-- Begin --

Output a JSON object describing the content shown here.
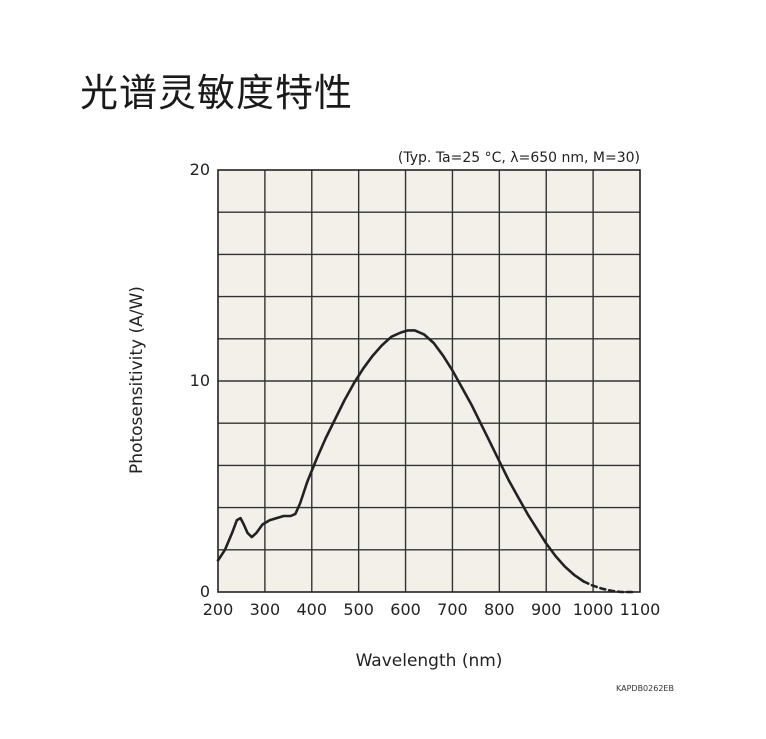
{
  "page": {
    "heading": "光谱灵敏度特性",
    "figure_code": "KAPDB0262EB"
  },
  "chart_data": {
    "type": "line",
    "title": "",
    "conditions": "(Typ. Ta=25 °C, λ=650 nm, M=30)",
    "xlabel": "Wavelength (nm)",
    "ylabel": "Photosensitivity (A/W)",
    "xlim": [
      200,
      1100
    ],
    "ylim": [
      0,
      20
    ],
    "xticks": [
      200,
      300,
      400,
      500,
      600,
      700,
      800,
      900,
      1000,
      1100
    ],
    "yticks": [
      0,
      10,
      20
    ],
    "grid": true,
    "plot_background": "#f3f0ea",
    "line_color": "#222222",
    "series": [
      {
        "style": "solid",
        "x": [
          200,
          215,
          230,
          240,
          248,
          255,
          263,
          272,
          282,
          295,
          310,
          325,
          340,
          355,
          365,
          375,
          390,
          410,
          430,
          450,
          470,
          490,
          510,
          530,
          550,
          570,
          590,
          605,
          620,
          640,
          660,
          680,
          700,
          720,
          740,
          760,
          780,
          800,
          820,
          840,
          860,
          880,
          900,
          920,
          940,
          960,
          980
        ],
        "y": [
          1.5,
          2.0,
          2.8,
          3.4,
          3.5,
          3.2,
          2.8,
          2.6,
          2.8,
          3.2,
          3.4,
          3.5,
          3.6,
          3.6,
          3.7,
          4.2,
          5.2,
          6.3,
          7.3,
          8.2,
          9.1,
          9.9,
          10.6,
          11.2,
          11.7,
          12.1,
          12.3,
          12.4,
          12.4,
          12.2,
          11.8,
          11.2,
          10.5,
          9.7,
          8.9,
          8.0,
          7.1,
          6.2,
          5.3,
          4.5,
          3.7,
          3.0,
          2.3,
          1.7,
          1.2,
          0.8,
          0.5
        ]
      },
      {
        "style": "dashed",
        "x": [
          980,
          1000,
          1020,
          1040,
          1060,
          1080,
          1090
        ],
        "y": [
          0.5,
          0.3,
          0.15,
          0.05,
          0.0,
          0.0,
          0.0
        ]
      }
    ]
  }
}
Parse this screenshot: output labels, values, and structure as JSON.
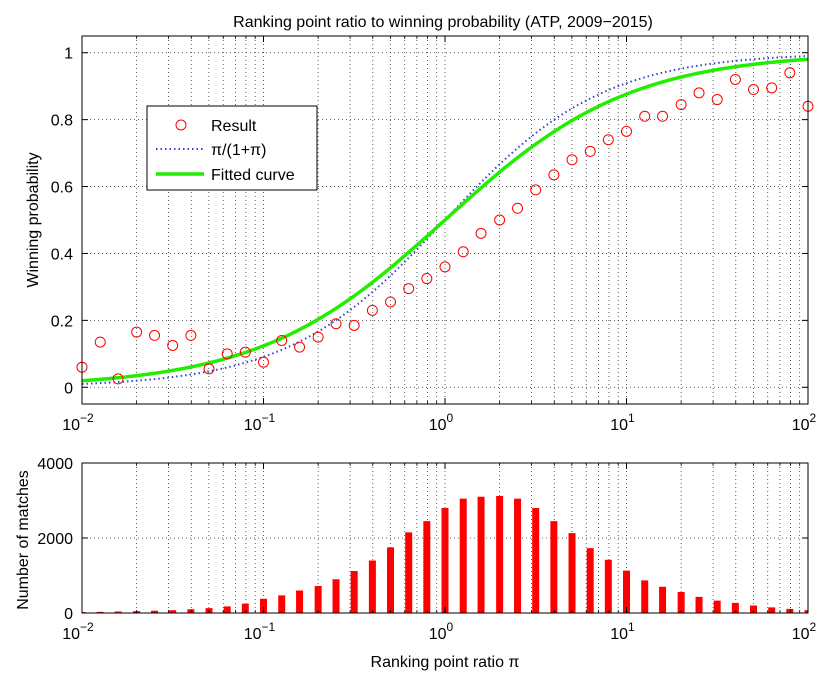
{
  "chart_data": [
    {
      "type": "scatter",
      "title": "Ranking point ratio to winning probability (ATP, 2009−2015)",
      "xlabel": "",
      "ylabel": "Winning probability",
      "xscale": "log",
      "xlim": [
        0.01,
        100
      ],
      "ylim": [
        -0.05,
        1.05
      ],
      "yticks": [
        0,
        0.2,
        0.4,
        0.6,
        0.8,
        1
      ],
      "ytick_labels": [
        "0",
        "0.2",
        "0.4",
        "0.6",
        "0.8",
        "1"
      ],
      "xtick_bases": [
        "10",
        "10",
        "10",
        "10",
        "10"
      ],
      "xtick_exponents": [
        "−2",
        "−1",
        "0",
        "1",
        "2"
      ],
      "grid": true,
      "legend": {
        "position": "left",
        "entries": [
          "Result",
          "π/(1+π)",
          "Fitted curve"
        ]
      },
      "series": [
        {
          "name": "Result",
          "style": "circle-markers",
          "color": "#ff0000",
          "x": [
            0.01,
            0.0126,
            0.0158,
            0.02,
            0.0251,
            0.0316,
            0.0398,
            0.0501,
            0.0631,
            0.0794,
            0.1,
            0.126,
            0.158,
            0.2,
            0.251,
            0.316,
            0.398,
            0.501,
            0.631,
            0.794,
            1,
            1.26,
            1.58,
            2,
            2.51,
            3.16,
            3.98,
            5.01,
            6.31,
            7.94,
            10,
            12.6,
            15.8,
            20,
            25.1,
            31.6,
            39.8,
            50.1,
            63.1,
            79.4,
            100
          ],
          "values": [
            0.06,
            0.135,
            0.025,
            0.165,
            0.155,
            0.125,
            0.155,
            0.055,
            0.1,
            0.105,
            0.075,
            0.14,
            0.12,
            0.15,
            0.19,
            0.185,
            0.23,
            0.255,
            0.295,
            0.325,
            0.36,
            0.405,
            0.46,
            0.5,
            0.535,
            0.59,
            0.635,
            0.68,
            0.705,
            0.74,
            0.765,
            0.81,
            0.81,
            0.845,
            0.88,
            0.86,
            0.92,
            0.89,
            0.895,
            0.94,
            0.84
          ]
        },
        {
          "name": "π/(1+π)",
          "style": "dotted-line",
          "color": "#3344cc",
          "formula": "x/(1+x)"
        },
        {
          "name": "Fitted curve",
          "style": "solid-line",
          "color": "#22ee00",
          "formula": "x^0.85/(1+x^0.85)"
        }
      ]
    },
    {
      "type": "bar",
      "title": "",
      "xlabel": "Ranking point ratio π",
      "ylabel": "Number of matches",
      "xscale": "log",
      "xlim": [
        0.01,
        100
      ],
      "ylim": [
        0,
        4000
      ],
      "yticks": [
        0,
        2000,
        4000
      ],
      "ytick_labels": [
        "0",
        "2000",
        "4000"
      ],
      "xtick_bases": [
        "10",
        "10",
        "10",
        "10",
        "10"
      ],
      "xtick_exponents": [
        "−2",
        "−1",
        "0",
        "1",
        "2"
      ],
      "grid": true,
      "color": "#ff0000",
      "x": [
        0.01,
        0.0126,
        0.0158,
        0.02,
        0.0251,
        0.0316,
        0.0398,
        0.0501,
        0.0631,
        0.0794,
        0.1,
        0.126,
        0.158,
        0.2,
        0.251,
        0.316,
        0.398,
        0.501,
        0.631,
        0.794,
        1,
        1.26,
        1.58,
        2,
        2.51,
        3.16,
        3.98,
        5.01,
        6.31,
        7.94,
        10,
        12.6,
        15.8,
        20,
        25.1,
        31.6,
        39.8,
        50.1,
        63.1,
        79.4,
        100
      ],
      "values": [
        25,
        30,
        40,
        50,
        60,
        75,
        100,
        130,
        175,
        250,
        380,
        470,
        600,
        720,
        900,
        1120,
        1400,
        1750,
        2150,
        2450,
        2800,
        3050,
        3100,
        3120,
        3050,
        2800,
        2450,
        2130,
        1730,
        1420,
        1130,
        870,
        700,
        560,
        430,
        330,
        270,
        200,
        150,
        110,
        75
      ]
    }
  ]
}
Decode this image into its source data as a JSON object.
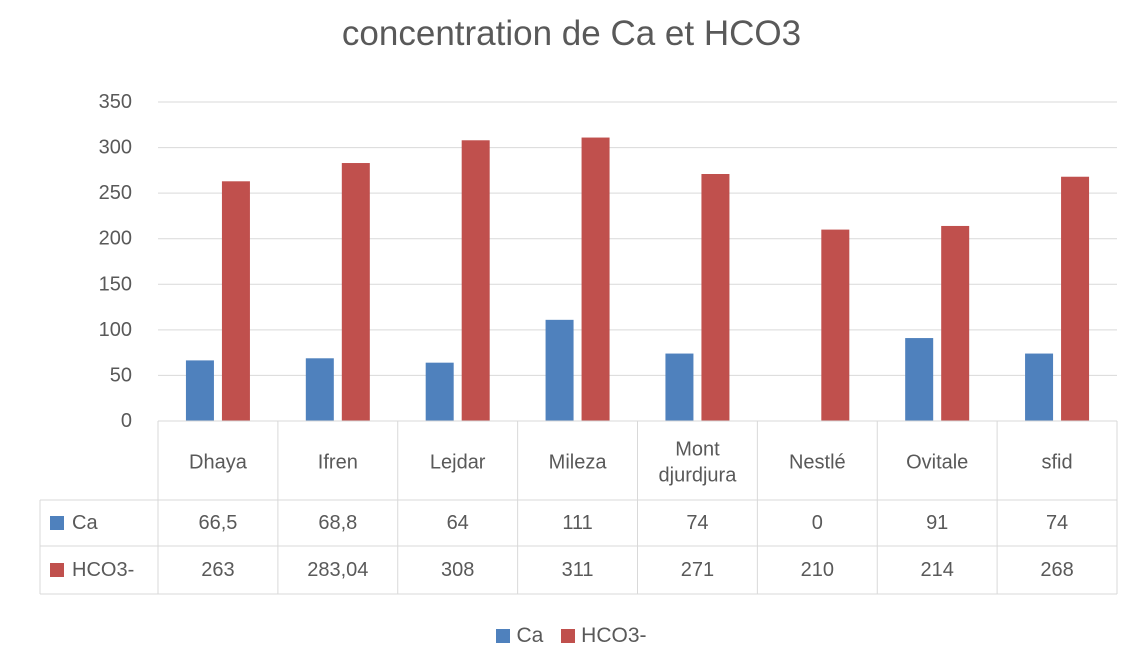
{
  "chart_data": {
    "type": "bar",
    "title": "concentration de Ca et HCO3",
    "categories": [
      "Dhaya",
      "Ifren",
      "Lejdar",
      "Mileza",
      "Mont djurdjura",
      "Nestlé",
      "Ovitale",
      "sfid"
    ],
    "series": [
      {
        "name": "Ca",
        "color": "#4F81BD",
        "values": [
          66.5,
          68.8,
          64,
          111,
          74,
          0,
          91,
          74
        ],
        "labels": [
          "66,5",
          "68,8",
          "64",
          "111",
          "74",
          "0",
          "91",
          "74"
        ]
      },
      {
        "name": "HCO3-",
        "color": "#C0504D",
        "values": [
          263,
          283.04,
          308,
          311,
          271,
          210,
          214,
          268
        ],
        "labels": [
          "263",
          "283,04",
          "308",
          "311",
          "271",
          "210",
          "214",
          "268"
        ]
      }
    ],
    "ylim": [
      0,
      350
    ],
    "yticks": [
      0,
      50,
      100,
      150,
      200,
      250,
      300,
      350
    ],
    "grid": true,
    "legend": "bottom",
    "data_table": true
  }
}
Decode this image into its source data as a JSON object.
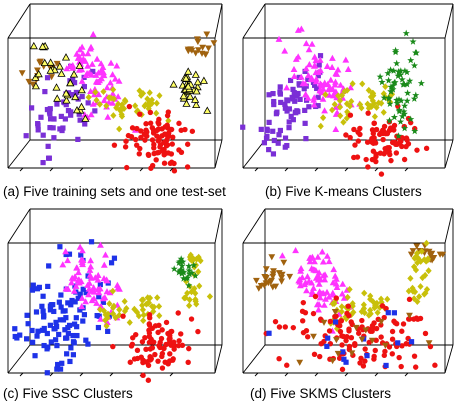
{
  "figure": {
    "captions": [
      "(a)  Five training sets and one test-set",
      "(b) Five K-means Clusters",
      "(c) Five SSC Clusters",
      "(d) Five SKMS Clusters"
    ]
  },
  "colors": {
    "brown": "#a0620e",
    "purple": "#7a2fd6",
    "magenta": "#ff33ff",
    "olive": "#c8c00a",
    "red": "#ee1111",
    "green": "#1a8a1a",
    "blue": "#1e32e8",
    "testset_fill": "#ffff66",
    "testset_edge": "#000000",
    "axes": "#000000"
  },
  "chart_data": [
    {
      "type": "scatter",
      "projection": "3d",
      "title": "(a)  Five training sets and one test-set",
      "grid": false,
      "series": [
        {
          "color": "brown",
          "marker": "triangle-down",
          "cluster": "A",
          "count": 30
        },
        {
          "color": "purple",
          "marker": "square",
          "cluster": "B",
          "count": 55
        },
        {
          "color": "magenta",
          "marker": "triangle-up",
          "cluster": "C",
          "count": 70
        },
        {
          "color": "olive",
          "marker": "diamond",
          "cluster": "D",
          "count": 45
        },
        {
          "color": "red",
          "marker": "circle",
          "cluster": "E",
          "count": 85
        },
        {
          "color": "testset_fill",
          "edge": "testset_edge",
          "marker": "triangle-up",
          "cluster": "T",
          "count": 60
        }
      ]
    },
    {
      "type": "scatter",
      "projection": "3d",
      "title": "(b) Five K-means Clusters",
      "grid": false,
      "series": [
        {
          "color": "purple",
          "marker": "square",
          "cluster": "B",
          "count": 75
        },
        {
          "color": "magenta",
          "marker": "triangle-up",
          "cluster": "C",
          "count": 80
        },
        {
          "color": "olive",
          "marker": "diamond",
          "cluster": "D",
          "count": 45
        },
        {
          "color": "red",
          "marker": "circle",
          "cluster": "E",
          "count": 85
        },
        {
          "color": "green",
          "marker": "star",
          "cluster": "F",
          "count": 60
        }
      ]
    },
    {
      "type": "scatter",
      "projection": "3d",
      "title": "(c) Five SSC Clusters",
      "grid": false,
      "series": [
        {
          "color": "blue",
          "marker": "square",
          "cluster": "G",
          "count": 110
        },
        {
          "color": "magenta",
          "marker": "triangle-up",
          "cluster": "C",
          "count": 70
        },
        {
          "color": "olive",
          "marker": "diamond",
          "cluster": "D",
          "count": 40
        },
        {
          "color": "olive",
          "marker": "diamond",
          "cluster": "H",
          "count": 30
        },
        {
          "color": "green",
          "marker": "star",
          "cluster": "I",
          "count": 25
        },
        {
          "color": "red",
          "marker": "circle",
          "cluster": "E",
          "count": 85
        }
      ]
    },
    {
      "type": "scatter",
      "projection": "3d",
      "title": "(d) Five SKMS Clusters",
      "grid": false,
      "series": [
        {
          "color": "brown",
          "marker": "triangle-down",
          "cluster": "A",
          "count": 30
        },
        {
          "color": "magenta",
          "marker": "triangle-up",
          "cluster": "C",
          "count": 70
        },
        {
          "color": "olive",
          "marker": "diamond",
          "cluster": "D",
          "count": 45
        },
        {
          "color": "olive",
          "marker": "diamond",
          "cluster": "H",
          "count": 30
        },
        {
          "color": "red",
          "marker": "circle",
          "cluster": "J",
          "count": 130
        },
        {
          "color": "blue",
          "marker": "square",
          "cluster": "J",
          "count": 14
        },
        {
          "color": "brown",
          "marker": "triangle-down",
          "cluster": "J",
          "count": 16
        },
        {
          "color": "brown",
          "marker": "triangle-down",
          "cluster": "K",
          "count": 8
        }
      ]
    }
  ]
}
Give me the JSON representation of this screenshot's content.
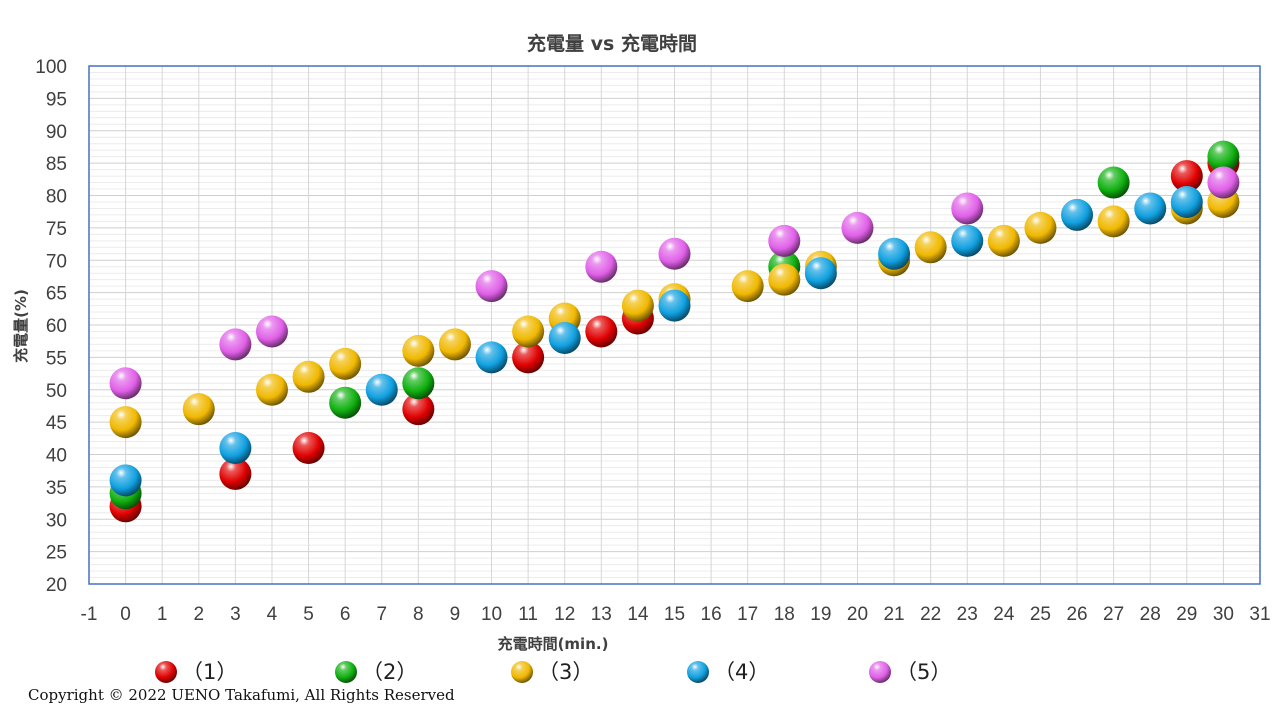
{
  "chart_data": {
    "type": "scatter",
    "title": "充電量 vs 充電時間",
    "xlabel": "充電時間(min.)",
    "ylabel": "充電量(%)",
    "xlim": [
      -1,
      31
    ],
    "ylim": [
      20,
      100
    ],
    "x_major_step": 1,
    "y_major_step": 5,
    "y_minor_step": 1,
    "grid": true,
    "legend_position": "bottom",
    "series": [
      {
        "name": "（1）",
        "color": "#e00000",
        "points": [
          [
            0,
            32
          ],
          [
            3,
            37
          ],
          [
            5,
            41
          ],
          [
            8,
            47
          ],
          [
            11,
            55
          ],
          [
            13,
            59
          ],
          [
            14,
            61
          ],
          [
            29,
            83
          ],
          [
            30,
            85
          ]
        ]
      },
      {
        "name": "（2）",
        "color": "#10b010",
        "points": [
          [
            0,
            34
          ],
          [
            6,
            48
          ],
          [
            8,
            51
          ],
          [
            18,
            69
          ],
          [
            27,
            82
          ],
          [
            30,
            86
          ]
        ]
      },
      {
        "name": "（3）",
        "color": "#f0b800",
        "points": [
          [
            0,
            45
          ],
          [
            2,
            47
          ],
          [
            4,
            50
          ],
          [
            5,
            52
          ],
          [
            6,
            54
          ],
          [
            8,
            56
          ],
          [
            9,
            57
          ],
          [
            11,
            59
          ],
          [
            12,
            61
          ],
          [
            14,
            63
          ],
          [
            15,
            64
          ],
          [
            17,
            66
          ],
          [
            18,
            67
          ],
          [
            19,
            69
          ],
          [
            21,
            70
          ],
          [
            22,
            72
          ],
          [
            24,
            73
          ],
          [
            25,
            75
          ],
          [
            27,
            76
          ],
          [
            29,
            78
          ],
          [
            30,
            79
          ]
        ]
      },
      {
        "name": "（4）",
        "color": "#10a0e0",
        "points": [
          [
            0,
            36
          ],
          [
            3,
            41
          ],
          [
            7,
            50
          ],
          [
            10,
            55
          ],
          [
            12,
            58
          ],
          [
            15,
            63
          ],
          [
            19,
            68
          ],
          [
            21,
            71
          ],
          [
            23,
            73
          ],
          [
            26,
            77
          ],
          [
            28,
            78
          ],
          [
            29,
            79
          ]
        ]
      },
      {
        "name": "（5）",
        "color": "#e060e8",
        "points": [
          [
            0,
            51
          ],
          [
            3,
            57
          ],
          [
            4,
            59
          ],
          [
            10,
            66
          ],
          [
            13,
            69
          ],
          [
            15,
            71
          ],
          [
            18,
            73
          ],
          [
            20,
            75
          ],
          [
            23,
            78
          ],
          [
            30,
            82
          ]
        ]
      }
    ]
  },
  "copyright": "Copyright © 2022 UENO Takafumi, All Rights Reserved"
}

-- End --

# DESCRIPTION OF THE TASK
Check each line of the records above for "SKMS", and copy those that have it.

# RESPONSE BELOW
      "(d) Five SKMS Clusters"
      "title": "(d) Five SKMS Clusters",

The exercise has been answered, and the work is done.